» THE REQUEST:
Say how many lines contain "JSON", using only the number.

— START EXTRACTED INFORMATION —

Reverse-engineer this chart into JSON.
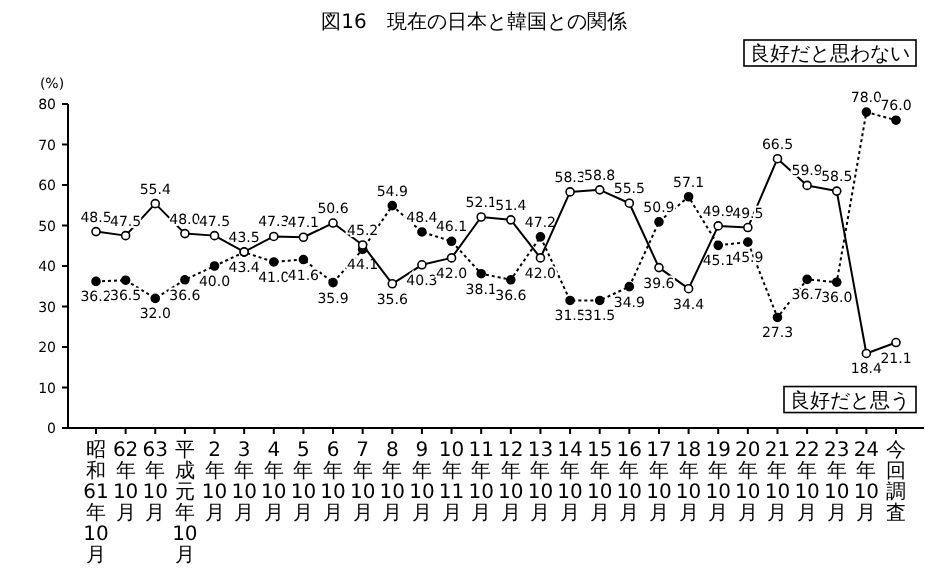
{
  "chart_data": {
    "type": "line",
    "title": "図16　現在の日本と韓国との関係",
    "ylabel": "(%)",
    "categories": [
      "昭和61年10月",
      "62年10月",
      "63年10月",
      "平成元年10月",
      "2年10月",
      "3年10月",
      "4年10月",
      "5年10月",
      "6年10月",
      "7年10月",
      "8年10月",
      "9年10月",
      "10年11月",
      "11年10月",
      "12年10月",
      "13年10月",
      "14年10月",
      "15年10月",
      "16年10月",
      "17年10月",
      "18年10月",
      "19年10月",
      "20年10月",
      "21年10月",
      "22年10月",
      "23年10月",
      "24年10月",
      "今回調査"
    ],
    "series": [
      {
        "name": "良好だと思わない",
        "color": "#000000",
        "marker": "circle",
        "line_style": "dotted",
        "values": [
          36.2,
          36.5,
          32.0,
          36.6,
          40.0,
          43.4,
          41.0,
          41.6,
          35.9,
          44.1,
          54.9,
          48.4,
          46.1,
          38.1,
          36.6,
          47.2,
          31.5,
          31.5,
          34.9,
          50.9,
          57.1,
          45.1,
          45.9,
          27.3,
          36.7,
          36.0,
          78.0,
          76.0
        ],
        "value_labels": [
          "36.2",
          "36.5",
          "32.0",
          "36.6",
          "40.0",
          "43.4",
          "41.0",
          "41.6",
          "35.9",
          "44.1",
          "54.9",
          "48.4",
          "46.1",
          "38.1",
          "36.6",
          "47.2",
          "31.5",
          "31.5",
          "34.9",
          "50.9",
          "57.1",
          "45.1",
          "45.9",
          "27.3",
          "36.7",
          "36.0",
          "78.0",
          "76.0"
        ]
      },
      {
        "name": "良好だと思う",
        "color": "#000000",
        "marker": "circle",
        "line_style": "solid",
        "values": [
          48.5,
          47.5,
          55.4,
          48.0,
          47.5,
          43.5,
          47.3,
          47.1,
          50.6,
          45.2,
          35.6,
          40.3,
          42.0,
          52.1,
          51.4,
          42.0,
          58.3,
          58.8,
          55.5,
          39.6,
          34.4,
          49.9,
          49.5,
          66.5,
          59.9,
          58.5,
          18.4,
          21.1
        ],
        "value_labels": [
          "48.5",
          "47.5",
          "55.4",
          "48.0",
          "47.5",
          "43.5",
          "47.3",
          "47.1",
          "50.6",
          "45.2",
          "35.6",
          "40.3",
          "42.0",
          "52.1",
          "51.4",
          "42.0",
          "58.3",
          "58.8",
          "55.5",
          "39.6",
          "34.4",
          "49.9",
          "49.5",
          "66.5",
          "59.9",
          "58.5",
          "18.4",
          "21.1"
        ]
      }
    ],
    "ylim": [
      0,
      80
    ],
    "yticks": [
      0,
      10,
      20,
      30,
      40,
      50,
      60,
      70,
      80
    ],
    "grid": false
  }
}
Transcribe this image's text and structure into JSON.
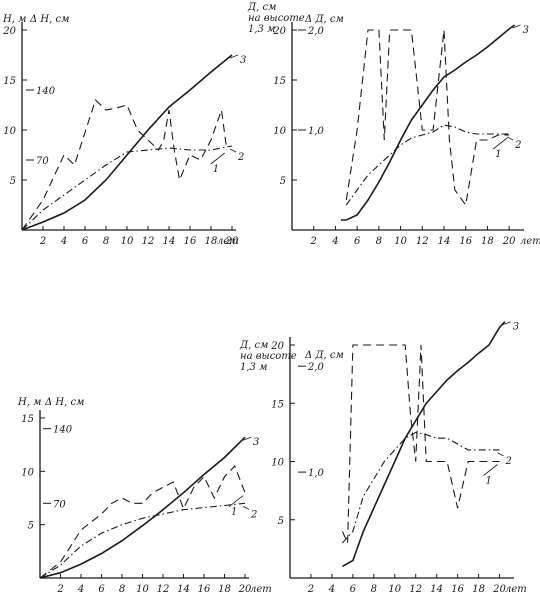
{
  "chart_data": [
    {
      "type": "line",
      "y_axis_label": "H, м",
      "y2_axis_label": "Δ H, см",
      "x_unit": "лет",
      "xlim": [
        0,
        20
      ],
      "ylim": [
        0,
        20
      ],
      "x_ticks": [
        "2",
        "4",
        "6",
        "8",
        "10",
        "12",
        "14",
        "16",
        "18",
        "20"
      ],
      "y_ticks": [
        "5",
        "10",
        "15",
        "20"
      ],
      "y2_ticks": [
        "70",
        "140"
      ],
      "series": [
        {
          "name": "1",
          "x": [
            0,
            2,
            4,
            5,
            7,
            8,
            9,
            10,
            11,
            12,
            13,
            13.5,
            14,
            14.5,
            15,
            16,
            17,
            18,
            19,
            19.5
          ],
          "y": [
            0,
            3,
            7.5,
            6.5,
            13,
            12,
            12.2,
            12.5,
            10,
            9,
            8,
            9,
            12,
            8,
            5,
            7.5,
            7,
            9,
            12,
            8
          ]
        },
        {
          "name": "2",
          "x": [
            0,
            2,
            4,
            6,
            8,
            10,
            12,
            14,
            16,
            18,
            20
          ],
          "y": [
            0,
            2,
            3.5,
            5,
            6.5,
            7.8,
            8,
            8.2,
            8,
            8,
            8.4
          ]
        },
        {
          "name": "3",
          "x": [
            0,
            2,
            4,
            6,
            8,
            10,
            12,
            14,
            16,
            18,
            20
          ],
          "y": [
            0,
            0.8,
            1.7,
            3,
            5,
            7.5,
            10,
            12.3,
            14,
            15.8,
            17.5
          ]
        }
      ]
    },
    {
      "type": "line",
      "y_axis_label": "Д, см на высоте 1,3 м",
      "y2_axis_label": "Δ Д, см",
      "x_unit": "лет",
      "xlim": [
        0,
        21
      ],
      "ylim": [
        0,
        20
      ],
      "x_ticks": [
        "2",
        "4",
        "6",
        "8",
        "10",
        "12",
        "14",
        "16",
        "18",
        "20"
      ],
      "y_ticks": [
        "5",
        "10",
        "15",
        "20"
      ],
      "y2_ticks": [
        "1,0",
        "2,0"
      ],
      "series": [
        {
          "name": "1",
          "x": [
            5,
            6,
            7,
            8,
            8.5,
            9,
            10,
            11,
            12,
            13,
            14,
            14.5,
            15,
            16,
            17,
            18,
            19,
            20
          ],
          "y": [
            3,
            10,
            20,
            20,
            9,
            20,
            20,
            20,
            10,
            10,
            20,
            9,
            4,
            2.5,
            9,
            9,
            9.5,
            9.5
          ]
        },
        {
          "name": "2",
          "x": [
            5,
            6,
            7,
            8,
            9,
            10,
            11,
            12,
            13,
            14,
            15,
            16,
            17,
            18,
            19,
            20
          ],
          "y": [
            2.5,
            4,
            5.5,
            6.5,
            7.5,
            8.5,
            9.2,
            9.5,
            9.8,
            10.5,
            10.3,
            9.8,
            9.6,
            9.6,
            9.6,
            9.6
          ]
        },
        {
          "name": "3",
          "x": [
            4.5,
            5,
            6,
            7,
            8,
            9,
            10,
            11,
            12,
            13,
            14,
            15,
            16,
            17,
            18,
            19,
            20,
            20.5
          ],
          "y": [
            1,
            1,
            1.5,
            3,
            4.8,
            6.8,
            9,
            11,
            12.5,
            14,
            15.3,
            16,
            16.8,
            17.5,
            18.3,
            19.2,
            20.1,
            20.5
          ]
        }
      ]
    },
    {
      "type": "line",
      "y_axis_label": "Н, м",
      "y2_axis_label": "Δ Н, см",
      "x_unit": "лет",
      "xlim": [
        0,
        20
      ],
      "ylim": [
        0,
        15
      ],
      "x_ticks": [
        "2",
        "4",
        "6",
        "8",
        "10",
        "12",
        "14",
        "16",
        "18",
        "20"
      ],
      "y_ticks": [
        "5",
        "10",
        "15"
      ],
      "y2_ticks": [
        "70",
        "140"
      ],
      "series": [
        {
          "name": "1",
          "x": [
            0,
            2,
            3,
            4,
            6,
            7,
            8,
            9,
            10,
            11,
            12,
            13,
            14,
            15,
            16,
            17,
            18,
            19,
            20
          ],
          "y": [
            0,
            1.5,
            3,
            4.5,
            6,
            7,
            7.5,
            7,
            7,
            8,
            8.5,
            9,
            6.5,
            8.5,
            9.5,
            7.5,
            9.5,
            10.5,
            8
          ]
        },
        {
          "name": "2",
          "x": [
            0,
            2,
            4,
            6,
            8,
            10,
            12,
            14,
            16,
            18,
            20
          ],
          "y": [
            0,
            1.2,
            3,
            4.2,
            5,
            5.6,
            6,
            6.4,
            6.6,
            6.8,
            7
          ]
        },
        {
          "name": "3",
          "x": [
            0,
            2,
            4,
            6,
            8,
            10,
            12,
            14,
            16,
            18,
            20
          ],
          "y": [
            0,
            0.5,
            1.3,
            2.3,
            3.5,
            4.9,
            6.4,
            8,
            9.7,
            11.3,
            13.2
          ]
        }
      ]
    },
    {
      "type": "line",
      "y_axis_label": "Д, см на высоте 1,3 м",
      "y2_axis_label": "Δ Д, см",
      "x_unit": "лет",
      "xlim": [
        0,
        21
      ],
      "ylim": [
        0,
        20
      ],
      "x_ticks": [
        "2",
        "4",
        "6",
        "8",
        "10",
        "12",
        "14",
        "16",
        "18",
        "20"
      ],
      "y_ticks": [
        "5",
        "10",
        "15",
        "20"
      ],
      "y2_ticks": [
        "1,0",
        "2,0"
      ],
      "series": [
        {
          "name": "1",
          "x": [
            5,
            5.5,
            6,
            7,
            8,
            9,
            10,
            11,
            11.5,
            12,
            12.5,
            13,
            14,
            15,
            16,
            17,
            18,
            19,
            20
          ],
          "y": [
            4,
            3,
            20,
            20,
            20,
            20,
            20,
            20,
            14,
            10,
            20,
            10,
            10,
            10,
            6,
            10,
            10,
            10,
            10
          ]
        },
        {
          "name": "2",
          "x": [
            5,
            6,
            7,
            8,
            9,
            10,
            11,
            12,
            13,
            14,
            15,
            16,
            17,
            18,
            19,
            20
          ],
          "y": [
            3,
            4,
            7,
            8.5,
            10,
            11,
            12,
            12.5,
            12.3,
            12,
            12,
            11.5,
            11,
            11,
            11,
            11
          ]
        },
        {
          "name": "3",
          "x": [
            5,
            6,
            7,
            8,
            9,
            10,
            11,
            12,
            13,
            14,
            15,
            16,
            17,
            18,
            19,
            20,
            20.5
          ],
          "y": [
            1,
            1.5,
            4,
            6,
            8,
            10,
            12,
            13.5,
            15,
            16,
            17,
            17.8,
            18.5,
            19.3,
            20,
            21.5,
            22
          ]
        }
      ]
    }
  ]
}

— END EXTRACTED INFORMATION —

» SOLUTION TO THIS TASK:
2